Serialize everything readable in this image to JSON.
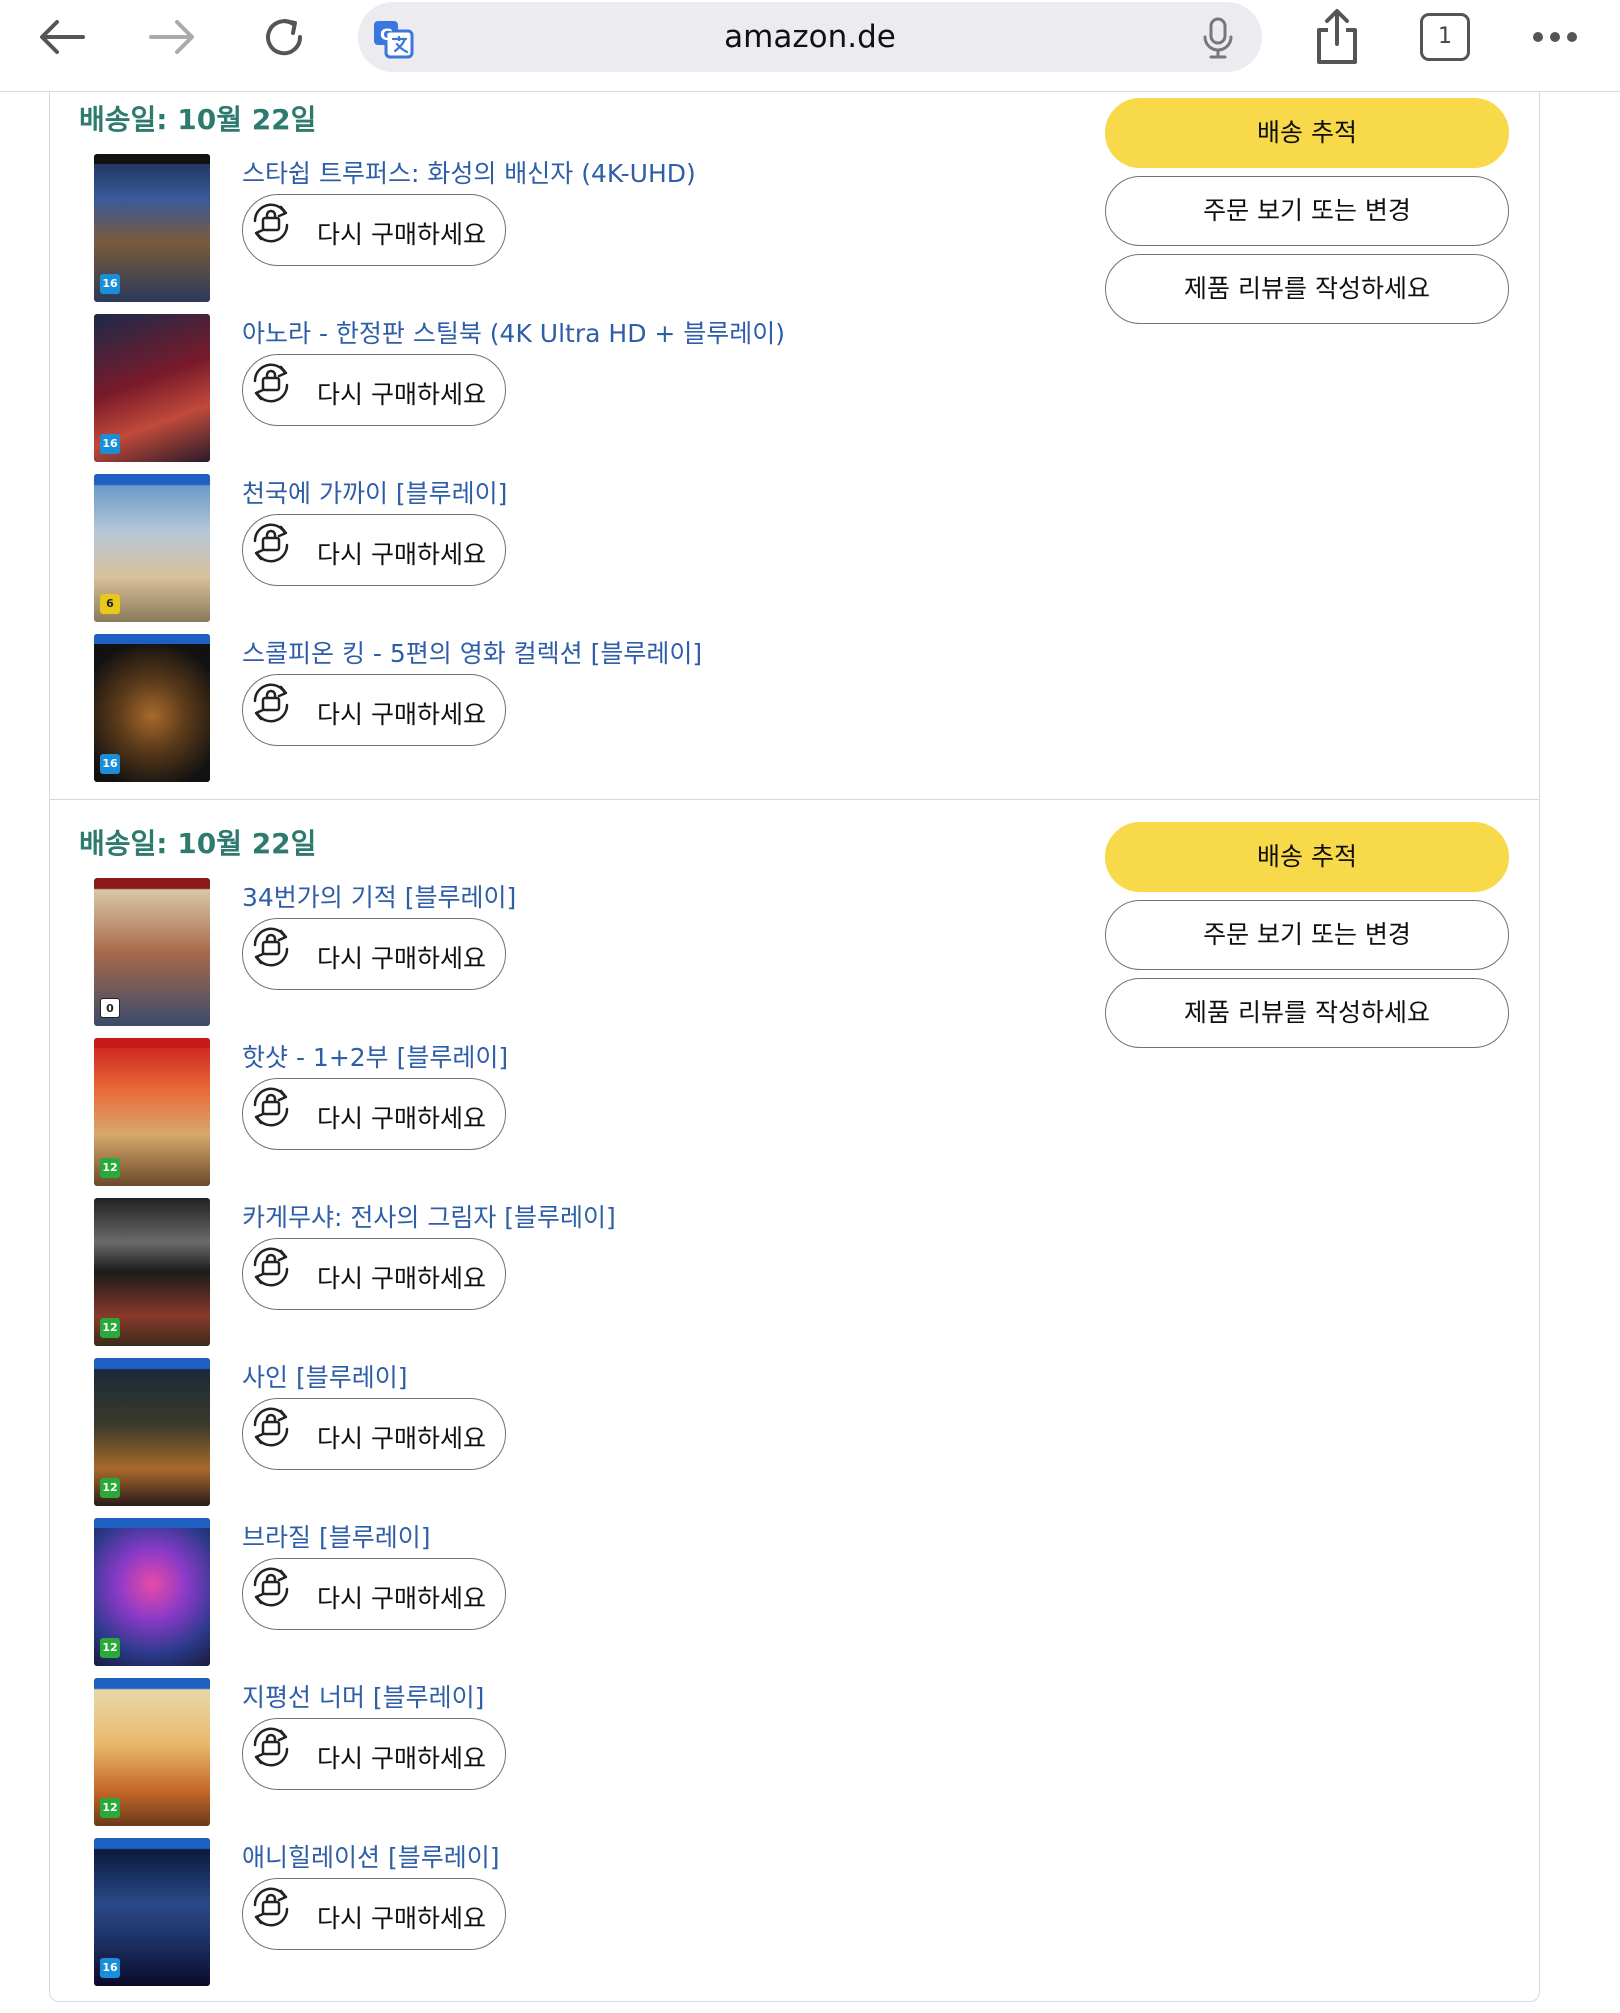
{
  "browser": {
    "url": "amazon.de",
    "tab_count": "1"
  },
  "orders": [
    {
      "ship_date": "배송일: 10월 22일",
      "actions": {
        "track": "배송 추적",
        "view_or_edit": "주문 보기 또는 변경",
        "write_review": "제품 리뷰를 작성하세요"
      },
      "items": [
        {
          "title": "스타쉽 트루퍼스: 화성의 배신자 (4K-UHD)",
          "rebuy_label": "다시 구매하세요"
        },
        {
          "title": "아노라 - 한정판 스틸북 (4K Ultra HD + 블루레이)",
          "rebuy_label": "다시 구매하세요"
        },
        {
          "title": "천국에 가까이 [블루레이]",
          "rebuy_label": "다시 구매하세요"
        },
        {
          "title": "스콜피온 킹 - 5편의 영화 컬렉션 [블루레이]",
          "rebuy_label": "다시 구매하세요"
        }
      ]
    },
    {
      "ship_date": "배송일: 10월 22일",
      "actions": {
        "track": "배송 추적",
        "view_or_edit": "주문 보기 또는 변경",
        "write_review": "제품 리뷰를 작성하세요"
      },
      "items": [
        {
          "title": "34번가의 기적 [블루레이]",
          "rebuy_label": "다시 구매하세요"
        },
        {
          "title": "핫샷 - 1+2부 [블루레이]",
          "rebuy_label": "다시 구매하세요"
        },
        {
          "title": "카게무샤: 전사의 그림자 [블루레이]",
          "rebuy_label": "다시 구매하세요"
        },
        {
          "title": "사인 [블루레이]",
          "rebuy_label": "다시 구매하세요"
        },
        {
          "title": "브라질 [블루레이]",
          "rebuy_label": "다시 구매하세요"
        },
        {
          "title": "지평선 너머 [블루레이]",
          "rebuy_label": "다시 구매하세요"
        },
        {
          "title": "애니힐레이션 [블루레이]",
          "rebuy_label": "다시 구매하세요"
        }
      ]
    }
  ],
  "colors": {
    "ship_date": "#2d7a6e",
    "item_link": "#2f5ea8",
    "primary_button": "#f8d94a"
  }
}
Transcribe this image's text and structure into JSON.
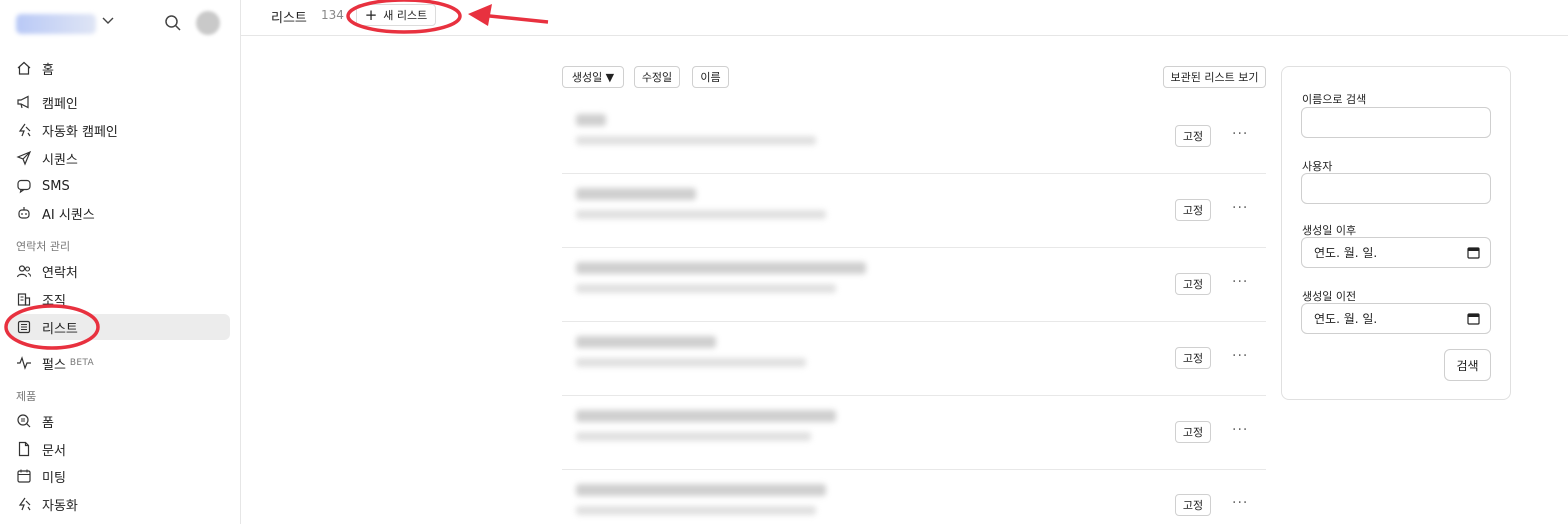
{
  "sidebar": {
    "nav_top": [
      {
        "label": "홈",
        "icon": "home-icon"
      },
      {
        "label": "캠페인",
        "icon": "megaphone-icon"
      },
      {
        "label": "자동화 캠페인",
        "icon": "automation-icon"
      },
      {
        "label": "시퀀스",
        "icon": "send-icon"
      },
      {
        "label": "SMS",
        "icon": "sms-icon"
      },
      {
        "label": "AI 시퀀스",
        "icon": "robot-icon"
      }
    ],
    "section_contacts": "연락처 관리",
    "nav_contacts": [
      {
        "label": "연락처",
        "icon": "people-icon"
      },
      {
        "label": "조직",
        "icon": "building-icon"
      },
      {
        "label": "리스트",
        "icon": "list-icon",
        "active": true
      },
      {
        "label": "펄스",
        "icon": "pulse-icon",
        "badge": "BETA"
      }
    ],
    "section_products": "제품",
    "nav_products": [
      {
        "label": "폼",
        "icon": "form-icon"
      },
      {
        "label": "문서",
        "icon": "document-icon"
      },
      {
        "label": "미팅",
        "icon": "calendar-icon"
      },
      {
        "label": "자동화",
        "icon": "automation-icon"
      }
    ]
  },
  "topbar": {
    "title": "리스트",
    "count": "134",
    "new_list_label": "새 리스트"
  },
  "sort": {
    "created": "생성일 ▼",
    "modified": "수정일",
    "name": "이름",
    "archived": "보관된 리스트 보기"
  },
  "rows": [
    {
      "pin_label": "고정",
      "more": "···"
    },
    {
      "pin_label": "고정",
      "more": "···"
    },
    {
      "pin_label": "고정",
      "more": "···"
    },
    {
      "pin_label": "고정",
      "more": "···"
    },
    {
      "pin_label": "고정",
      "more": "···"
    },
    {
      "pin_label": "고정",
      "more": "···"
    }
  ],
  "filter": {
    "name_label": "이름으로 검색",
    "name_value": "",
    "user_label": "사용자",
    "user_value": "",
    "after_label": "생성일 이후",
    "after_placeholder": "연도. 월. 일.",
    "before_label": "생성일 이전",
    "before_placeholder": "연도. 월. 일.",
    "search_label": "검색"
  },
  "colors": {
    "annotation": "#e8313f",
    "active_bg": "#ececec",
    "border": "#e6e6e6"
  }
}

☆ ☆ ☆ ☆

EXERCISE — Any pictures should be dropped; transcribe the rest of the records above exactly.

ANSWER FOR THE TASK —
Serialize everything readable in this image to JSON.
{
  "browser": {
    "url": "amazon.de",
    "tab_count": "1"
  },
  "orders": [
    {
      "ship_date": "배송일: 10월 22일",
      "actions": {
        "track": "배송 추적",
        "view_or_edit": "주문 보기 또는 변경",
        "write_review": "제품 리뷰를 작성하세요"
      },
      "items": [
        {
          "title": "스타쉽 트루퍼스: 화성의 배신자 (4K-UHD)",
          "rebuy_label": "다시 구매하세요"
        },
        {
          "title": "아노라 - 한정판 스틸북 (4K Ultra HD + 블루레이)",
          "rebuy_label": "다시 구매하세요"
        },
        {
          "title": "천국에 가까이 [블루레이]",
          "rebuy_label": "다시 구매하세요"
        },
        {
          "title": "스콜피온 킹 - 5편의 영화 컬렉션 [블루레이]",
          "rebuy_label": "다시 구매하세요"
        }
      ]
    },
    {
      "ship_date": "배송일: 10월 22일",
      "actions": {
        "track": "배송 추적",
        "view_or_edit": "주문 보기 또는 변경",
        "write_review": "제품 리뷰를 작성하세요"
      },
      "items": [
        {
          "title": "34번가의 기적 [블루레이]",
          "rebuy_label": "다시 구매하세요"
        },
        {
          "title": "핫샷 - 1+2부 [블루레이]",
          "rebuy_label": "다시 구매하세요"
        },
        {
          "title": "카게무샤: 전사의 그림자 [블루레이]",
          "rebuy_label": "다시 구매하세요"
        },
        {
          "title": "사인 [블루레이]",
          "rebuy_label": "다시 구매하세요"
        },
        {
          "title": "브라질 [블루레이]",
          "rebuy_label": "다시 구매하세요"
        },
        {
          "title": "지평선 너머 [블루레이]",
          "rebuy_label": "다시 구매하세요"
        },
        {
          "title": "애니힐레이션 [블루레이]",
          "rebuy_label": "다시 구매하세요"
        }
      ]
    }
  ],
  "colors": {
    "ship_date": "#2d7a6e",
    "item_link": "#2f5ea8",
    "primary_button": "#f8d94a"
  }
}
Transcribe this image's text and structure into JSON.
{
  "sidebar": {
    "nav_top": [
      {
        "label": "홈",
        "icon": "home-icon"
      },
      {
        "label": "캠페인",
        "icon": "megaphone-icon"
      },
      {
        "label": "자동화 캠페인",
        "icon": "automation-icon"
      },
      {
        "label": "시퀀스",
        "icon": "send-icon"
      },
      {
        "label": "SMS",
        "icon": "sms-icon"
      },
      {
        "label": "AI 시퀀스",
        "icon": "robot-icon"
      }
    ],
    "section_contacts": "연락처 관리",
    "nav_contacts": [
      {
        "label": "연락처",
        "icon": "people-icon"
      },
      {
        "label": "조직",
        "icon": "building-icon"
      },
      {
        "label": "리스트",
        "icon": "list-icon",
        "active": true
      },
      {
        "label": "펄스",
        "icon": "pulse-icon",
        "badge": "BETA"
      }
    ],
    "section_products": "제품",
    "nav_products": [
      {
        "label": "폼",
        "icon": "form-icon"
      },
      {
        "label": "문서",
        "icon": "document-icon"
      },
      {
        "label": "미팅",
        "icon": "calendar-icon"
      },
      {
        "label": "자동화",
        "icon": "automation-icon"
      }
    ]
  },
  "topbar": {
    "title": "리스트",
    "count": "134",
    "new_list_label": "새 리스트"
  },
  "sort": {
    "created": "생성일 ▼",
    "modified": "수정일",
    "name": "이름",
    "archived": "보관된 리스트 보기"
  },
  "rows": [
    {
      "pin_label": "고정",
      "more": "···"
    },
    {
      "pin_label": "고정",
      "more": "···"
    },
    {
      "pin_label": "고정",
      "more": "···"
    },
    {
      "pin_label": "고정",
      "more": "···"
    },
    {
      "pin_label": "고정",
      "more": "···"
    },
    {
      "pin_label": "고정",
      "more": "···"
    }
  ],
  "filter": {
    "name_label": "이름으로 검색",
    "name_value": "",
    "user_label": "사용자",
    "user_value": "",
    "after_label": "생성일 이후",
    "after_placeholder": "연도. 월. 일.",
    "before_label": "생성일 이전",
    "before_placeholder": "연도. 월. 일.",
    "search_label": "검색"
  },
  "colors": {
    "annotation": "#e8313f",
    "active_bg": "#ececec",
    "border": "#e6e6e6"
  }
}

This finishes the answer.